→ **Given entries**:
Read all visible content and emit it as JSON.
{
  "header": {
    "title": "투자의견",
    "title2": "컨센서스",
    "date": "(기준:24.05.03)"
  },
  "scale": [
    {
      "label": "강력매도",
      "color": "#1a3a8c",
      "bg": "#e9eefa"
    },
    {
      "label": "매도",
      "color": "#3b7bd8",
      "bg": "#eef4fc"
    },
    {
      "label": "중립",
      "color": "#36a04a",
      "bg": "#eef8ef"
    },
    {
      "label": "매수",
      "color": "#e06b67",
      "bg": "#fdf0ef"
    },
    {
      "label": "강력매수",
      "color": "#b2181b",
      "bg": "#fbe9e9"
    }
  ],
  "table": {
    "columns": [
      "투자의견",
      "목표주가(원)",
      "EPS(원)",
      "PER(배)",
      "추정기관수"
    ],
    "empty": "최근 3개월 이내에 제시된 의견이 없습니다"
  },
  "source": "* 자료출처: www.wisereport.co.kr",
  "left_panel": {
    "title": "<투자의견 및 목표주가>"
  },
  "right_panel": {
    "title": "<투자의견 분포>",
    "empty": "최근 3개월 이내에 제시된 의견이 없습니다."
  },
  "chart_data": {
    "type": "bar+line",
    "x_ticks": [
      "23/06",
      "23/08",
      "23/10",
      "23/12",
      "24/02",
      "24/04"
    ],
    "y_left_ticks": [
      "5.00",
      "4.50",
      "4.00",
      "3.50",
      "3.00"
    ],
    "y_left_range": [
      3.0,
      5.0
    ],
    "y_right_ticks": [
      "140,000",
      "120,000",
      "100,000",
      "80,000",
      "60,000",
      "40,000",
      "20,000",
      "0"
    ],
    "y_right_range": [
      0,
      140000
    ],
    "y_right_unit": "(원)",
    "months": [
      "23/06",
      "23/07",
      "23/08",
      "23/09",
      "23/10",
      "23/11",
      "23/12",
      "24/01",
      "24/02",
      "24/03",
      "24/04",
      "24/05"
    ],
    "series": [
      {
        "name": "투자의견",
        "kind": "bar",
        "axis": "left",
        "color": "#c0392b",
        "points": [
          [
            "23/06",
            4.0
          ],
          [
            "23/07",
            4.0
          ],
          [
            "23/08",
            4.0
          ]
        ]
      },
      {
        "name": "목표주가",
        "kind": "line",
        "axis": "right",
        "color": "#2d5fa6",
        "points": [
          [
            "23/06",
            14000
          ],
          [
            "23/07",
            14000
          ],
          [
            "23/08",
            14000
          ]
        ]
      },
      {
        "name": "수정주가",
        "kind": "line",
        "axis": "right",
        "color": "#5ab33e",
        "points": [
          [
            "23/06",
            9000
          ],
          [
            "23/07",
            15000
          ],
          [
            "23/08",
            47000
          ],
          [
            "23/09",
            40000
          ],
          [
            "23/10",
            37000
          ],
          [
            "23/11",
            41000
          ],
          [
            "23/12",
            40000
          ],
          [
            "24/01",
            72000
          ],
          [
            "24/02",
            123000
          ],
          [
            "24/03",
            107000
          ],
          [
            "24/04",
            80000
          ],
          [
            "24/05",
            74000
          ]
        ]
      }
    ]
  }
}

→ **Task directions**:
Using the listing above, say how many of its lines contain the string "투자의견", giving nothing but the figure.

→ **Exercise solution**:
5